Return the listing below exactly, with the pictures dropped.
§
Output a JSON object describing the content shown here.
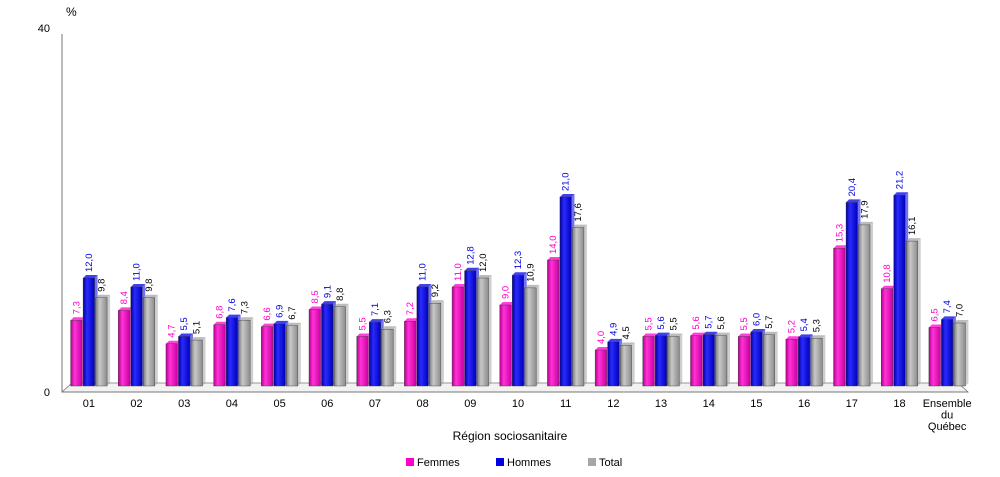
{
  "chart_data": {
    "type": "bar",
    "title": "",
    "ylabel": "%",
    "xlabel": "Région sociosanitaire",
    "ylim": [
      0,
      40
    ],
    "y_ticks": [
      "0",
      "40"
    ],
    "grid": false,
    "legend_position": "bottom",
    "categories": [
      "01",
      "02",
      "03",
      "04",
      "05",
      "06",
      "07",
      "08",
      "09",
      "10",
      "11",
      "12",
      "13",
      "14",
      "15",
      "16",
      "17",
      "18",
      "Ensemble du Québec"
    ],
    "series": [
      {
        "name": "Femmes",
        "color": "#ff00cc",
        "values": [
          7.3,
          8.4,
          4.7,
          6.8,
          6.6,
          8.5,
          5.5,
          7.2,
          11.0,
          9.0,
          14.0,
          4.0,
          5.5,
          5.6,
          5.5,
          5.2,
          15.3,
          10.8,
          6.5
        ],
        "labels": [
          "7,3",
          "8,4",
          "4,7",
          "6,8",
          "6,6",
          "8,5",
          "5,5",
          "7,2",
          "11,0",
          "9,0",
          "14,0",
          "4,0",
          "5,5",
          "5,6",
          "5,5",
          "5,2",
          "15,3",
          "10,8",
          "6,5"
        ]
      },
      {
        "name": "Hommes",
        "color": "#0000e6",
        "values": [
          12.0,
          11.0,
          5.5,
          7.6,
          6.9,
          9.1,
          7.1,
          11.0,
          12.8,
          12.3,
          21.0,
          4.9,
          5.6,
          5.7,
          6.0,
          5.4,
          20.4,
          21.2,
          7.4
        ],
        "labels": [
          "12,0",
          "11,0",
          "5,5",
          "7,6",
          "6,9",
          "9,1",
          "7,1",
          "11,0",
          "12,8",
          "12,3",
          "21,0",
          "4,9",
          "5,6",
          "5,7",
          "6,0",
          "5,4",
          "20,4",
          "21,2",
          "7,4"
        ]
      },
      {
        "name": "Total",
        "color": "#a6a6a6",
        "values": [
          9.8,
          9.8,
          5.1,
          7.3,
          6.7,
          8.8,
          6.3,
          9.2,
          12.0,
          10.9,
          17.6,
          4.5,
          5.5,
          5.6,
          5.7,
          5.3,
          17.9,
          16.1,
          7.0
        ],
        "labels": [
          "9,8",
          "9,8",
          "5,1",
          "7,3",
          "6,7",
          "8,8",
          "6,3",
          "9,2",
          "12,0",
          "10,9",
          "17,6",
          "4,5",
          "5,5",
          "5,6",
          "5,7",
          "5,3",
          "17,9",
          "16,1",
          "7,0"
        ]
      }
    ]
  }
}
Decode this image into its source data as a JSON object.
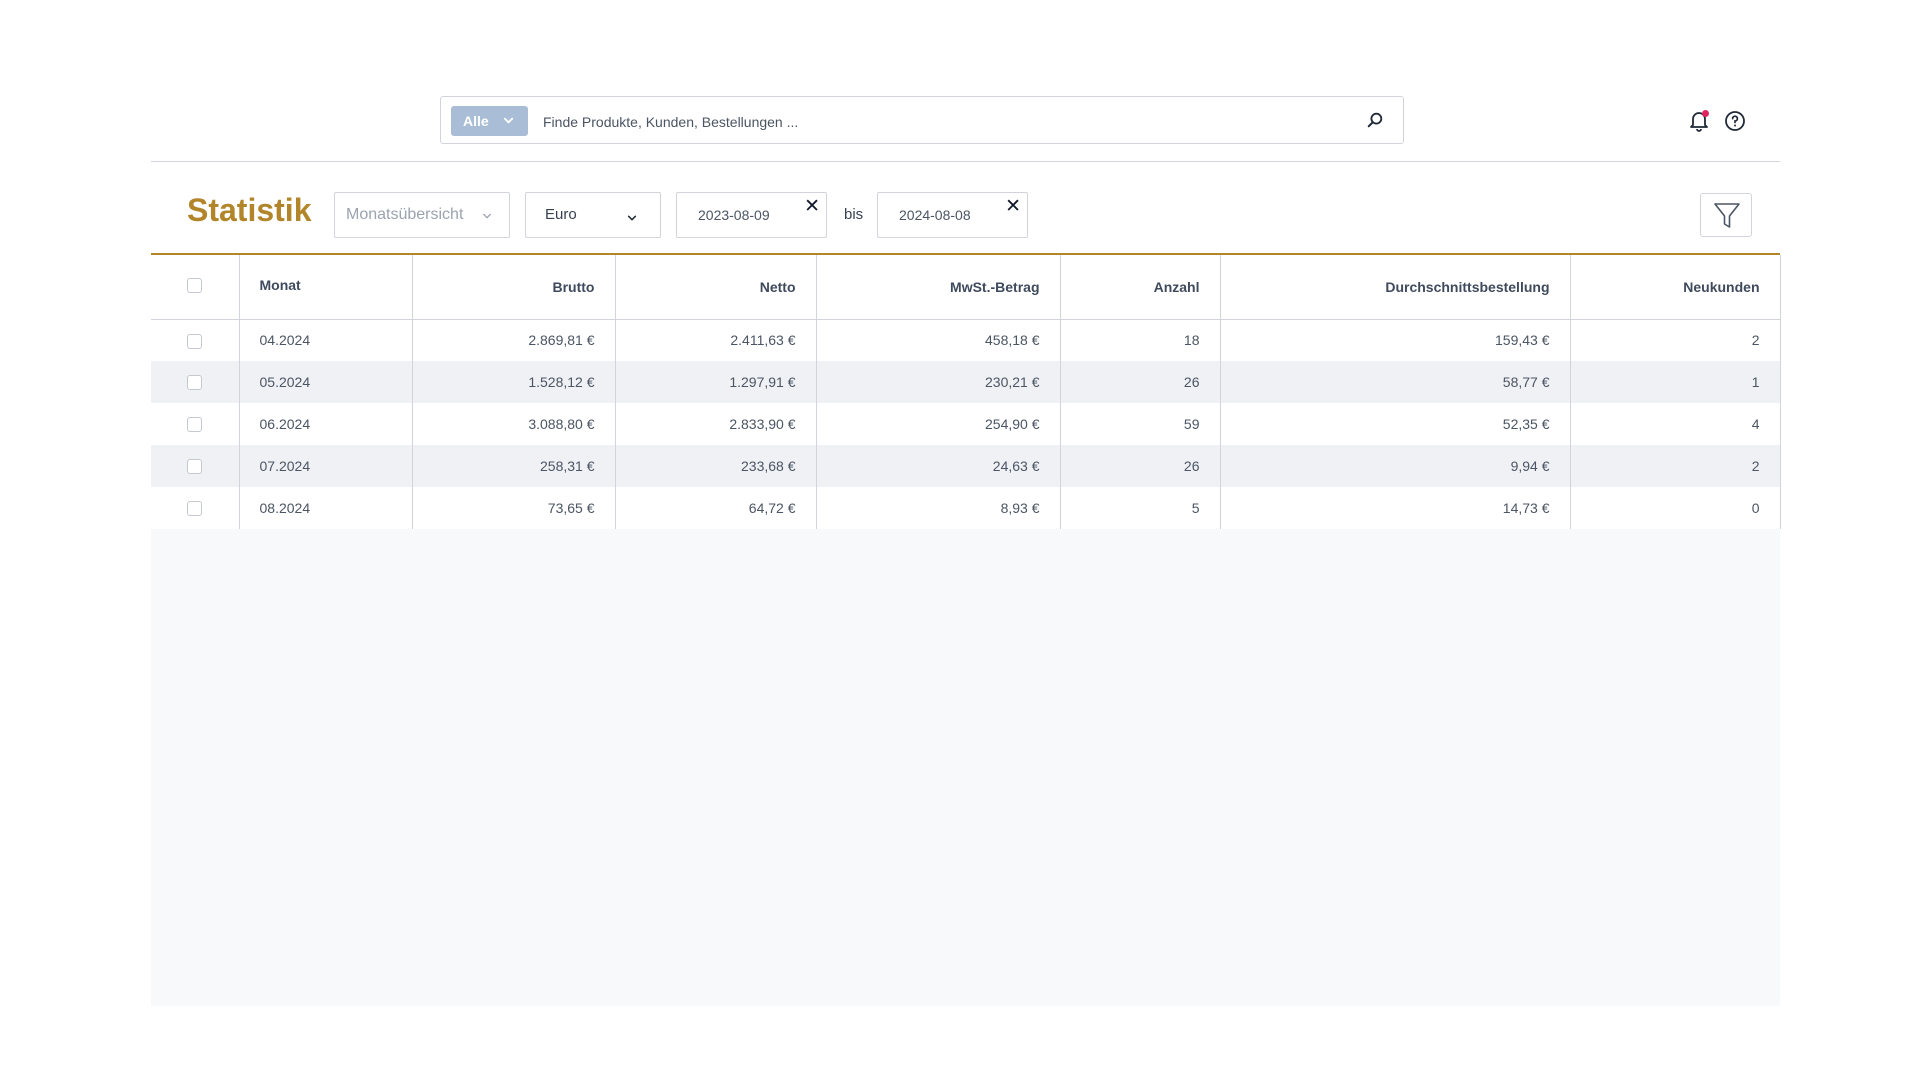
{
  "search": {
    "scope_label": "Alle",
    "placeholder": "Finde Produkte, Kunden, Bestellungen ...",
    "value": ""
  },
  "header_icons": {
    "notifications": "bell-icon",
    "help": "help-icon",
    "notification_dot_color": "#e0245e"
  },
  "toolbar": {
    "title": "Statistik",
    "view_select": "Monatsübersicht",
    "currency_select": "Euro",
    "date_from": "2023-08-09",
    "date_separator": "bis",
    "date_to": "2024-08-08",
    "clear_symbol": "✕",
    "filter_icon": "filter-icon"
  },
  "colors": {
    "accent": "#b3852a",
    "scope_button": "#a9bed6"
  },
  "table": {
    "columns": [
      "Monat",
      "Brutto",
      "Netto",
      "MwSt.-Betrag",
      "Anzahl",
      "Durchschnittsbestellung",
      "Neukunden"
    ],
    "rows": [
      [
        "04.2024",
        "2.869,81 €",
        "2.411,63 €",
        "458,18 €",
        "18",
        "159,43 €",
        "2"
      ],
      [
        "05.2024",
        "1.528,12 €",
        "1.297,91 €",
        "230,21 €",
        "26",
        "58,77 €",
        "1"
      ],
      [
        "06.2024",
        "3.088,80 €",
        "2.833,90 €",
        "254,90 €",
        "59",
        "52,35 €",
        "4"
      ],
      [
        "07.2024",
        "258,31 €",
        "233,68 €",
        "24,63 €",
        "26",
        "9,94 €",
        "2"
      ],
      [
        "08.2024",
        "73,65 €",
        "64,72 €",
        "8,93 €",
        "5",
        "14,73 €",
        "0"
      ]
    ]
  }
}
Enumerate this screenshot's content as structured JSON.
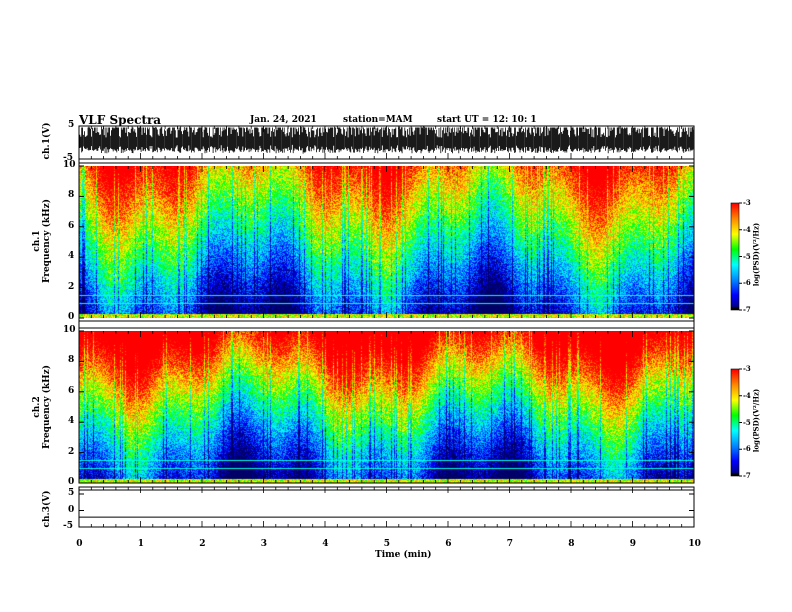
{
  "header": {
    "title": "VLF Spectra",
    "date": "Jan. 24, 2021",
    "station": "station=MAM",
    "start": "start  UT =   12: 10: 1"
  },
  "colors": {
    "spectrogram_scale": [
      "#000066",
      "#0000ff",
      "#0088ff",
      "#00ffff",
      "#00ff00",
      "#ffff00",
      "#ff8800",
      "#ff0000",
      "#ffffff"
    ]
  },
  "chart_data": [
    {
      "type": "line",
      "name": "ch1-waveform",
      "ylabel": "ch.1(V)",
      "ylim": [
        -5,
        5
      ],
      "yticks": [
        "5",
        "-5"
      ],
      "xlim": [
        0,
        10
      ],
      "description_values": {
        "y_min": -5,
        "y_max": 5
      }
    },
    {
      "type": "heatmap",
      "name": "ch1-spectrogram",
      "ylabel": "ch.1 Frequency (kHz)",
      "ylabel_line1": "ch.1",
      "ylabel_line2": "Frequency  (kHz)",
      "ylim": [
        0,
        10
      ],
      "yticks": [
        "0",
        "2",
        "4",
        "6",
        "8",
        "10"
      ],
      "xlim": [
        0,
        10
      ],
      "colorbar": {
        "min": -7,
        "max": -3,
        "ticks": [
          "-3",
          "-4",
          "-5",
          "-6",
          "-7"
        ],
        "label": "log(PSD)(V²/Hz)"
      }
    },
    {
      "type": "heatmap",
      "name": "ch2-spectrogram",
      "ylabel": "ch.2 Frequency (kHz)",
      "ylabel_line1": "ch.2",
      "ylabel_line2": "Frequency  (kHz)",
      "ylim": [
        0,
        10
      ],
      "yticks": [
        "0",
        "2",
        "4",
        "6",
        "8",
        "10"
      ],
      "xlim": [
        0,
        10
      ],
      "colorbar": {
        "min": -7,
        "max": -3,
        "ticks": [
          "-3",
          "-4",
          "-5",
          "-6",
          "-7"
        ],
        "label": "log(PSD)(V²/Hz)"
      }
    },
    {
      "type": "line",
      "name": "ch3-waveform",
      "ylabel": "ch.3(V)",
      "ylim": [
        -5,
        5
      ],
      "yticks": [
        "5",
        "0",
        "-5"
      ],
      "xlim": [
        0,
        10
      ],
      "values": [
        -2,
        -2
      ]
    }
  ],
  "xaxis": {
    "label": "Time  (min)",
    "ticks": [
      "0",
      "1",
      "2",
      "3",
      "4",
      "5",
      "6",
      "7",
      "8",
      "9",
      "10"
    ]
  }
}
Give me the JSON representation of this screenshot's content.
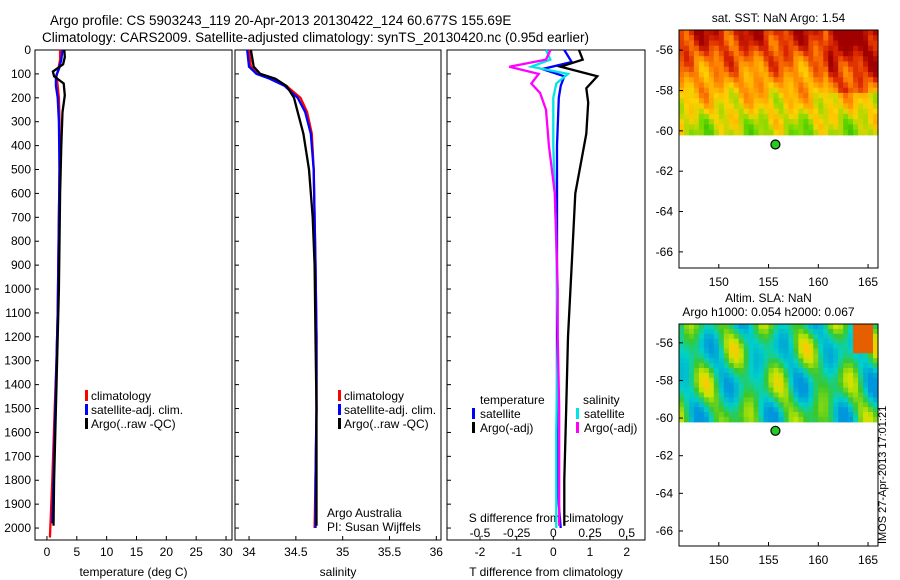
§
Correct result
Output a JSON object describing the content shown here.
{
  "chart_data": {
    "type": "bar",
    "title": "",
    "ylabel": "%",
    "xlabel": "Région sociosanitaire",
    "ylim": [
      0,
      40
    ],
    "y_ticks": [
      "0",
      "40"
    ],
    "grid": false,
    "legend_position": "bottom",
    "categories": [
      "01",
      "02",
      "03",
      "04",
      "05",
      "06",
      "07",
      "08",
      "09",
      "10",
      "11",
      "12",
      "13",
      "14",
      "15",
      "16",
      "17",
      "18",
      "Ensemble du Québec"
    ],
    "series": [
      {
        "name": "Femmes",
        "color": "#ff00cc",
        "values": [
          7.3,
          8.4,
          4.7,
          6.8,
          6.6,
          8.5,
          5.5,
          7.2,
          11.0,
          9.0,
          14.0,
          4.0,
          5.5,
          5.6,
          5.5,
          5.2,
          15.3,
          10.8,
          6.5
        ],
        "labels": [
          "7,3",
          "8,4",
          "4,7",
          "6,8",
          "6,6",
          "8,5",
          "5,5",
          "7,2",
          "11,0",
          "9,0",
          "14,0",
          "4,0",
          "5,5",
          "5,6",
          "5,5",
          "5,2",
          "15,3",
          "10,8",
          "6,5"
        ]
      },
      {
        "name": "Hommes",
        "color": "#0000e6",
        "values": [
          12.0,
          11.0,
          5.5,
          7.6,
          6.9,
          9.1,
          7.1,
          11.0,
          12.8,
          12.3,
          21.0,
          4.9,
          5.6,
          5.7,
          6.0,
          5.4,
          20.4,
          21.2,
          7.4
        ],
        "labels": [
          "12,0",
          "11,0",
          "5,5",
          "7,6",
          "6,9",
          "9,1",
          "7,1",
          "11,0",
          "12,8",
          "12,3",
          "21,0",
          "4,9",
          "5,6",
          "5,7",
          "6,0",
          "5,4",
          "20,4",
          "21,2",
          "7,4"
        ]
      },
      {
        "name": "Total",
        "color": "#a6a6a6",
        "values": [
          9.8,
          9.8,
          5.1,
          7.3,
          6.7,
          8.8,
          6.3,
          9.2,
          12.0,
          10.9,
          17.6,
          4.5,
          5.5,
          5.6,
          5.7,
          5.3,
          17.9,
          16.1,
          7.0
        ],
        "labels": [
          "9,8",
          "9,8",
          "5,1",
          "7,3",
          "6,7",
          "8,8",
          "6,3",
          "9,2",
          "12,0",
          "10,9",
          "17,6",
          "4,5",
          "5,5",
          "5,6",
          "5,7",
          "5,3",
          "17,9",
          "16,1",
          "7,0"
        ]
      }
    ]
  }
}
Decode this image into its source data as a JSON object.
{
  "search": {
    "scope_label": "Alle",
    "placeholder": "Finde Produkte, Kunden, Bestellungen ...",
    "value": ""
  },
  "header_icons": {
    "notifications": "bell-icon",
    "help": "help-icon",
    "notification_dot_color": "#e0245e"
  },
  "toolbar": {
    "title": "Statistik",
    "view_select": "Monatsübersicht",
    "currency_select": "Euro",
    "date_from": "2023-08-09",
    "date_separator": "bis",
    "date_to": "2024-08-08",
    "clear_symbol": "✕",
    "filter_icon": "filter-icon"
  },
  "colors": {
    "accent": "#b3852a",
    "scope_button": "#a9bed6"
  },
  "table": {
    "columns": [
      "Monat",
      "Brutto",
      "Netto",
      "MwSt.-Betrag",
      "Anzahl",
      "Durchschnittsbestellung",
      "Neukunden"
    ],
    "rows": [
      [
        "04.2024",
        "2.869,81 €",
        "2.411,63 €",
        "458,18 €",
        "18",
        "159,43 €",
        "2"
      ],
      [
        "05.2024",
        "1.528,12 €",
        "1.297,91 €",
        "230,21 €",
        "26",
        "58,77 €",
        "1"
      ],
      [
        "06.2024",
        "3.088,80 €",
        "2.833,90 €",
        "254,90 €",
        "59",
        "52,35 €",
        "4"
      ],
      [
        "07.2024",
        "258,31 €",
        "233,68 €",
        "24,63 €",
        "26",
        "9,94 €",
        "2"
      ],
      [
        "08.2024",
        "73,65 €",
        "64,72 €",
        "8,93 €",
        "5",
        "14,73 €",
        "0"
      ]
    ]
  }
}
Enumerate this screenshot's content as structured JSON.
{
  "header": {
    "title": "VLF Spectra",
    "date": "Jan. 24, 2021",
    "station": "station=MAM",
    "start": "start  UT =   12: 10: 1"
  },
  "colors": {
    "spectrogram_scale": [
      "#000066",
      "#0000ff",
      "#0088ff",
      "#00ffff",
      "#00ff00",
      "#ffff00",
      "#ff8800",
      "#ff0000",
      "#ffffff"
    ]
  },
  "chart_data": [
    {
      "type": "line",
      "name": "ch1-waveform",
      "ylabel": "ch.1(V)",
      "ylim": [
        -5,
        5
      ],
      "yticks": [
        "5",
        "-5"
      ],
      "xlim": [
        0,
        10
      ],
      "description_values": {
        "y_min": -5,
        "y_max": 5
      }
    },
    {
      "type": "heatmap",
      "name": "ch1-spectrogram",
      "ylabel": "ch.1 Frequency (kHz)",
      "ylabel_line1": "ch.1",
      "ylabel_line2": "Frequency  (kHz)",
      "ylim": [
        0,
        10
      ],
      "yticks": [
        "0",
        "2",
        "4",
        "6",
        "8",
        "10"
      ],
      "xlim": [
        0,
        10
      ],
      "colorbar": {
        "min": -7,
        "max": -3,
        "ticks": [
          "-3",
          "-4",
          "-5",
          "-6",
          "-7"
        ],
        "label": "log(PSD)(V²/Hz)"
      }
    },
    {
      "type": "heatmap",
      "name": "ch2-spectrogram",
      "ylabel": "ch.2 Frequency (kHz)",
      "ylabel_line1": "ch.2",
      "ylabel_line2": "Frequency  (kHz)",
      "ylim": [
        0,
        10
      ],
      "yticks": [
        "0",
        "2",
        "4",
        "6",
        "8",
        "10"
      ],
      "xlim": [
        0,
        10
      ],
      "colorbar": {
        "min": -7,
        "max": -3,
        "ticks": [
          "-3",
          "-4",
          "-5",
          "-6",
          "-7"
        ],
        "label": "log(PSD)(V²/Hz)"
      }
    },
    {
      "type": "line",
      "name": "ch3-waveform",
      "ylabel": "ch.3(V)",
      "ylim": [
        -5,
        5
      ],
      "yticks": [
        "5",
        "0",
        "-5"
      ],
      "xlim": [
        0,
        10
      ],
      "values": [
        -2,
        -2
      ]
    }
  ],
  "xaxis": {
    "label": "Time  (min)",
    "ticks": [
      "0",
      "1",
      "2",
      "3",
      "4",
      "5",
      "6",
      "7",
      "8",
      "9",
      "10"
    ]
  }
}
Give me the JSON representation of this screenshot's content.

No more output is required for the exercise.